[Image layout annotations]
• • • • •

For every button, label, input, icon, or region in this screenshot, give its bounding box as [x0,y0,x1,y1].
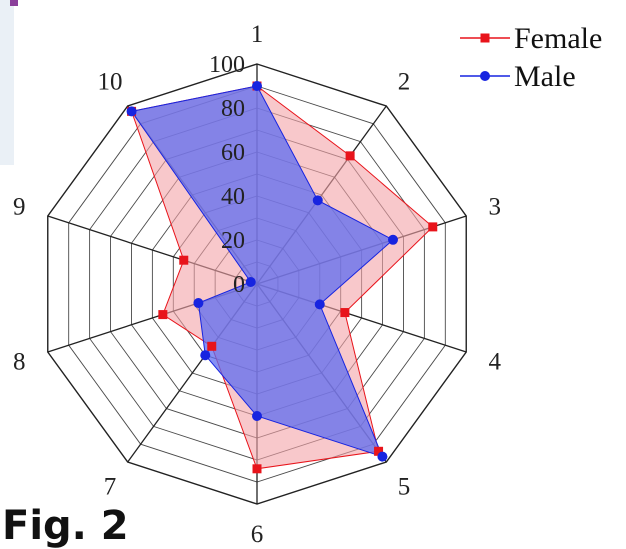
radar-markers [126,81,438,474]
legend-marker [480,71,490,81]
radial-tick-label: 40 [221,184,245,210]
radial-tick-label: 20 [221,228,245,254]
category-label: 7 [104,473,117,500]
data-point-female [345,151,355,161]
legend-label: Female [514,22,602,55]
data-point-male [314,299,325,310]
data-point-female [207,341,217,351]
background-panel [0,0,14,165]
data-point-male [245,276,256,287]
data-point-female [252,464,262,474]
data-point-female [179,255,189,265]
category-label: 2 [398,69,411,96]
category-label: 8 [13,348,26,375]
category-label: 5 [398,473,411,500]
data-point-female [374,446,384,456]
legend-marker [480,33,490,43]
category-label: 3 [489,194,502,221]
radar-series [130,85,434,470]
data-point-male [200,350,211,361]
figure-caption: Fig. 2 [2,503,129,549]
data-point-male [126,106,137,117]
category-label: 10 [98,69,123,96]
data-point-male [312,195,323,206]
category-label: 1 [251,21,264,48]
data-point-male [193,298,204,309]
radial-tick-label: 0 [233,272,245,298]
background-accent [10,0,18,6]
category-label: 4 [489,348,502,375]
category-label: 6 [251,521,264,548]
legend-label: Male [514,60,576,93]
data-point-female [340,308,350,318]
radial-tick-label: 80 [221,96,245,122]
legend: Female Male [460,22,602,93]
data-point-male [252,411,262,421]
radial-tick-label: 100 [209,52,245,78]
data-point-male [388,234,399,245]
data-point-female [428,222,438,232]
data-point-female [158,310,168,320]
radial-tick-label: 60 [221,140,245,166]
data-point-male [377,451,388,462]
data-point-male [252,81,262,91]
series-area-male [130,85,394,458]
category-label: 9 [13,194,26,221]
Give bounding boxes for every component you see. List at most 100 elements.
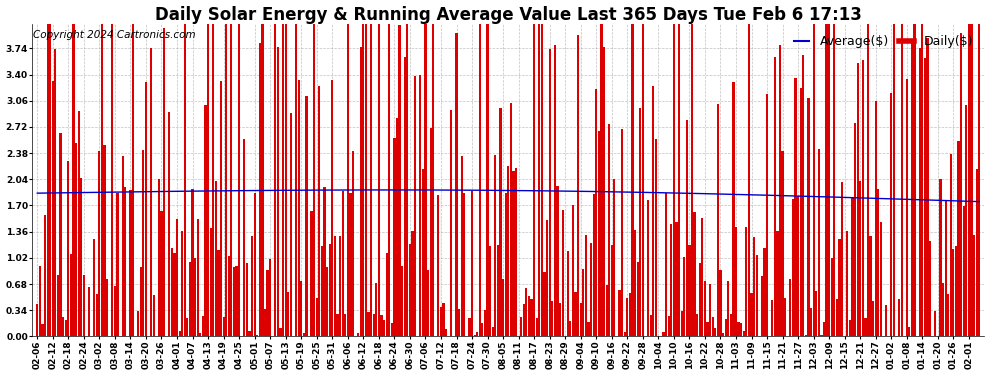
Bar [337, 314, 339, 336]
Bar [54, 49, 56, 336]
Bar [834, 24, 836, 336]
Bar [929, 242, 932, 336]
Bar [869, 236, 871, 336]
Bar [440, 307, 443, 336]
Bar [861, 60, 864, 336]
Bar [646, 200, 649, 336]
Bar [42, 324, 44, 336]
Bar [393, 138, 395, 336]
Bar [367, 312, 369, 336]
Bar [848, 320, 851, 336]
Bar [391, 323, 393, 336]
Bar [712, 317, 714, 336]
Bar [556, 186, 558, 336]
Bar [56, 275, 59, 336]
Bar [890, 93, 892, 336]
Bar [77, 111, 80, 336]
Bar [792, 199, 794, 336]
Bar [93, 239, 95, 336]
Bar [637, 262, 639, 336]
Bar [184, 24, 186, 336]
Bar [463, 193, 465, 336]
Bar [585, 235, 587, 336]
Bar [854, 123, 856, 336]
Bar [531, 299, 533, 336]
Bar [960, 33, 962, 336]
Bar [152, 295, 154, 336]
Bar [47, 24, 49, 336]
Bar [582, 268, 584, 336]
Bar [106, 279, 108, 336]
Bar [874, 100, 877, 336]
Bar [329, 244, 331, 336]
Bar [157, 179, 160, 336]
Bar [468, 318, 470, 336]
Bar [957, 141, 959, 336]
Bar [96, 294, 98, 336]
Bar [539, 24, 541, 336]
Bar [274, 24, 276, 336]
Bar [528, 296, 530, 336]
Bar [691, 24, 693, 336]
Bar [50, 24, 51, 336]
Bar [738, 322, 740, 336]
Bar [122, 156, 124, 336]
Bar [220, 81, 222, 336]
Bar [499, 108, 502, 336]
Bar [497, 245, 499, 336]
Bar [859, 181, 861, 336]
Bar [755, 255, 757, 336]
Bar [357, 333, 359, 336]
Bar [908, 327, 911, 336]
Bar [885, 304, 887, 336]
Bar [339, 237, 342, 336]
Title: Daily Solar Energy & Running Average Value Last 365 Days Tue Feb 6 17:13: Daily Solar Energy & Running Average Val… [154, 6, 861, 24]
Bar [39, 266, 41, 336]
Text: Copyright 2024 Cartronics.com: Copyright 2024 Cartronics.com [33, 30, 196, 40]
Bar [269, 259, 271, 336]
Bar [313, 24, 315, 336]
Bar [797, 196, 799, 336]
Bar [763, 248, 765, 336]
Bar [802, 55, 805, 336]
Bar [401, 267, 403, 336]
Bar [551, 302, 553, 336]
Bar [494, 155, 496, 336]
Bar [935, 310, 937, 336]
Bar [430, 128, 432, 336]
Bar [587, 321, 590, 336]
Bar [346, 24, 348, 336]
Bar [707, 322, 709, 336]
Bar [962, 206, 965, 336]
Bar [446, 329, 447, 336]
Bar [510, 103, 512, 336]
Bar [404, 57, 406, 336]
Bar [546, 220, 548, 336]
Bar [279, 328, 281, 336]
Bar [72, 24, 74, 336]
Bar [266, 270, 268, 336]
Bar [686, 120, 688, 336]
Bar [808, 98, 810, 336]
Bar [667, 316, 670, 336]
Bar [701, 218, 704, 336]
Bar [714, 328, 717, 336]
Bar [385, 253, 388, 336]
Bar [901, 24, 903, 336]
Bar [872, 301, 874, 336]
Bar [831, 258, 833, 336]
Bar [505, 193, 507, 336]
Bar [559, 303, 561, 336]
Bar [940, 179, 941, 336]
Bar [362, 24, 364, 336]
Bar [665, 193, 667, 336]
Bar [481, 323, 483, 336]
Bar [372, 314, 375, 336]
Bar [143, 150, 145, 336]
Bar [264, 309, 266, 336]
Bar [774, 57, 776, 336]
Bar [210, 228, 212, 336]
Bar [258, 43, 261, 336]
Bar [670, 224, 672, 336]
Bar [101, 24, 103, 336]
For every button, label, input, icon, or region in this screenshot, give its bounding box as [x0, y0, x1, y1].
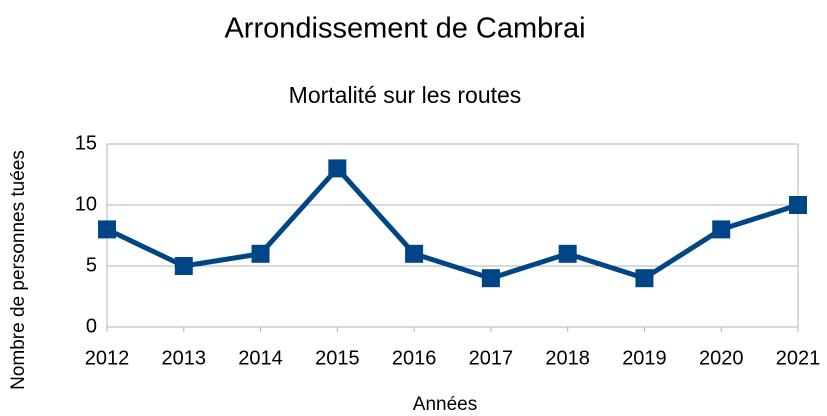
point [328, 159, 347, 178]
x-tick-label: 2019 [622, 347, 667, 369]
chart-title: Arrondissement de Cambrai [224, 13, 585, 45]
line [105, 165, 799, 281]
y-tick-label: 10 [75, 193, 97, 215]
point [481, 269, 500, 288]
x-tick-label: 2016 [392, 347, 437, 369]
y-tick-label: 15 [75, 132, 97, 154]
chart-subtitle: Mortalité sur les routes [289, 82, 522, 108]
plot-frame [106, 143, 799, 328]
y-tick-label: 0 [86, 315, 97, 337]
point [251, 244, 270, 263]
point [174, 257, 193, 275]
x-tick-label: 2018 [545, 347, 590, 369]
x-tick-label: 2013 [162, 347, 207, 369]
point [405, 244, 424, 263]
x-tick-label: 2015 [315, 347, 360, 369]
x-tick-label: 2012 [85, 347, 130, 369]
point [98, 220, 116, 239]
x-tick-label: 2021 [776, 347, 821, 369]
x-axis-label: Années [413, 394, 477, 415]
x-tick-label: 2017 [469, 347, 514, 369]
point [558, 244, 577, 263]
x-tick-label: 2020 [699, 347, 744, 369]
point [712, 220, 731, 239]
point [635, 269, 654, 288]
x-tick-label: 2014 [238, 347, 283, 369]
y-axis-label: Nombre de personnes tuées [8, 150, 29, 390]
point [789, 196, 807, 214]
y-tick-label: 5 [86, 254, 97, 276]
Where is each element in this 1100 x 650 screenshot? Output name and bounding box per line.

• • • • •

**What to work on:** Return the lines above verbatim, omitting the pictures.

**Answer to the task:**
For every button, label, input, icon, or region in this screenshot, give its bounding box as [x0,y0,x1,y1].
radar-markers [126,81,438,474]
legend-marker [480,71,490,81]
radial-tick-label: 40 [221,184,245,210]
radial-tick-label: 20 [221,228,245,254]
category-label: 7 [104,473,117,500]
data-point-female [345,151,355,161]
legend-label: Female [514,22,602,55]
data-point-male [314,299,325,310]
data-point-female [207,341,217,351]
background-panel [0,0,14,165]
data-point-male [245,276,256,287]
data-point-female [252,464,262,474]
data-point-female [179,255,189,265]
category-label: 2 [398,69,411,96]
category-label: 8 [13,348,26,375]
category-label: 5 [398,473,411,500]
data-point-female [374,446,384,456]
legend-marker [480,33,490,43]
category-label: 3 [489,194,502,221]
radar-series [130,85,434,470]
data-point-male [200,350,211,361]
figure-caption: Fig. 2 [2,503,129,549]
data-point-male [126,106,137,117]
category-label: 10 [98,69,123,96]
data-point-male [312,195,323,206]
category-label: 1 [251,21,264,48]
data-point-male [193,298,204,309]
radial-tick-label: 0 [233,272,245,298]
background-accent [10,0,18,6]
category-label: 4 [489,348,502,375]
category-label: 6 [251,521,264,548]
legend-label: Male [514,60,576,93]
data-point-female [340,308,350,318]
radial-tick-label: 80 [221,96,245,122]
legend: Female Male [460,22,602,93]
data-point-male [252,411,262,421]
radial-tick-label: 100 [209,52,245,78]
data-point-male [388,234,399,245]
data-point-female [428,222,438,232]
data-point-female [158,310,168,320]
radial-tick-label: 60 [221,140,245,166]
data-point-male [377,451,388,462]
data-point-male [252,81,262,91]
series-area-male [130,85,394,458]
category-label: 9 [13,194,26,221]
Give bounding boxes for every component you see. List at most 100 elements.
Bar [337, 314, 339, 336]
Bar [54, 49, 56, 336]
Bar [834, 24, 836, 336]
Bar [929, 242, 932, 336]
Bar [869, 236, 871, 336]
Bar [440, 307, 443, 336]
Bar [861, 60, 864, 336]
Bar [646, 200, 649, 336]
Bar [42, 324, 44, 336]
Bar [393, 138, 395, 336]
Bar [367, 312, 369, 336]
Bar [848, 320, 851, 336]
Bar [391, 323, 393, 336]
Bar [712, 317, 714, 336]
Bar [556, 186, 558, 336]
Bar [56, 275, 59, 336]
Bar [890, 93, 892, 336]
Bar [77, 111, 80, 336]
Bar [792, 199, 794, 336]
Bar [93, 239, 95, 336]
Bar [637, 262, 639, 336]
Bar [184, 24, 186, 336]
Bar [463, 193, 465, 336]
Bar [585, 235, 587, 336]
Bar [854, 123, 856, 336]
Bar [531, 299, 533, 336]
Bar [960, 33, 962, 336]
Bar [152, 295, 154, 336]
Bar [47, 24, 49, 336]
Bar [582, 268, 584, 336]
Bar [106, 279, 108, 336]
Bar [874, 100, 877, 336]
Bar [329, 244, 331, 336]
Bar [157, 179, 160, 336]
Bar [468, 318, 470, 336]
Bar [957, 141, 959, 336]
Bar [96, 294, 98, 336]
Bar [539, 24, 541, 336]
Bar [274, 24, 276, 336]
Bar [528, 296, 530, 336]
Bar [691, 24, 693, 336]
Bar [50, 24, 51, 336]
Bar [738, 322, 740, 336]
Bar [122, 156, 124, 336]
Bar [220, 81, 222, 336]
Bar [499, 108, 502, 336]
Bar [497, 245, 499, 336]
Bar [859, 181, 861, 336]
Bar [755, 255, 757, 336]
Bar [357, 333, 359, 336]
Bar [908, 327, 911, 336]
Bar [885, 304, 887, 336]
Bar [339, 237, 342, 336]
Title: Daily Solar Energy & Running Average Value Last 365 Days Tue Feb 6 17:13: Daily Solar Energy & Running Average Val… [154, 6, 861, 24]
Bar [39, 266, 41, 336]
Text: Copyright 2024 Cartronics.com: Copyright 2024 Cartronics.com [33, 30, 196, 40]
Bar [269, 259, 271, 336]
Bar [313, 24, 315, 336]
Bar [797, 196, 799, 336]
Bar [763, 248, 765, 336]
Bar [802, 55, 805, 336]
Bar [401, 267, 403, 336]
Bar [551, 302, 553, 336]
Bar [494, 155, 496, 336]
Bar [935, 310, 937, 336]
Bar [430, 128, 432, 336]
Bar [587, 321, 590, 336]
Bar [346, 24, 348, 336]
Bar [707, 322, 709, 336]
Bar [962, 206, 965, 336]
Bar [446, 329, 447, 336]
Bar [510, 103, 512, 336]
Bar [404, 57, 406, 336]
Bar [546, 220, 548, 336]
Bar [279, 328, 281, 336]
Bar [72, 24, 74, 336]
Bar [266, 270, 268, 336]
Bar [686, 120, 688, 336]
Bar [808, 98, 810, 336]
Bar [667, 316, 670, 336]
Bar [701, 218, 704, 336]
Bar [714, 328, 717, 336]
Bar [385, 253, 388, 336]
Bar [901, 24, 903, 336]
Bar [872, 301, 874, 336]
Bar [831, 258, 833, 336]
Bar [505, 193, 507, 336]
Bar [559, 303, 561, 336]
Bar [940, 179, 941, 336]
Bar [362, 24, 364, 336]
Bar [665, 193, 667, 336]
Bar [481, 323, 483, 336]
Bar [372, 314, 375, 336]
Bar [143, 150, 145, 336]
Bar [264, 309, 266, 336]
Bar [774, 57, 776, 336]
Bar [210, 228, 212, 336]
Bar [258, 43, 261, 336]
Bar [670, 224, 672, 336]
Bar [101, 24, 103, 336]
For every button, label, input, icon, or region in this screenshot, give its bounding box as [x0, y0, x1, y1].
point [328, 159, 347, 178]
x-tick-label: 2019 [622, 347, 667, 369]
chart-title: Arrondissement de Cambrai [224, 13, 585, 45]
line [105, 165, 799, 281]
y-tick-label: 10 [75, 193, 97, 215]
point [481, 269, 500, 288]
x-tick-label: 2016 [392, 347, 437, 369]
y-tick-label: 15 [75, 132, 97, 154]
chart-subtitle: Mortalité sur les routes [289, 82, 522, 108]
plot-frame [106, 143, 799, 328]
y-tick-label: 0 [86, 315, 97, 337]
point [251, 244, 270, 263]
point [174, 257, 193, 275]
x-tick-label: 2018 [545, 347, 590, 369]
x-tick-label: 2013 [162, 347, 207, 369]
point [405, 244, 424, 263]
x-tick-label: 2015 [315, 347, 360, 369]
x-tick-label: 2012 [85, 347, 130, 369]
point [98, 220, 116, 239]
x-tick-label: 2021 [776, 347, 821, 369]
x-axis-label: Années [413, 394, 477, 415]
x-tick-label: 2017 [469, 347, 514, 369]
point [558, 244, 577, 263]
x-tick-label: 2020 [699, 347, 744, 369]
point [712, 220, 731, 239]
point [635, 269, 654, 288]
x-tick-label: 2014 [238, 347, 283, 369]
y-axis-label: Nombre de personnes tuées [8, 150, 29, 390]
point [789, 196, 807, 214]
y-tick-label: 5 [86, 254, 97, 276]
Where is each element in this 1100 x 650 screenshot? Output name and bounding box per line.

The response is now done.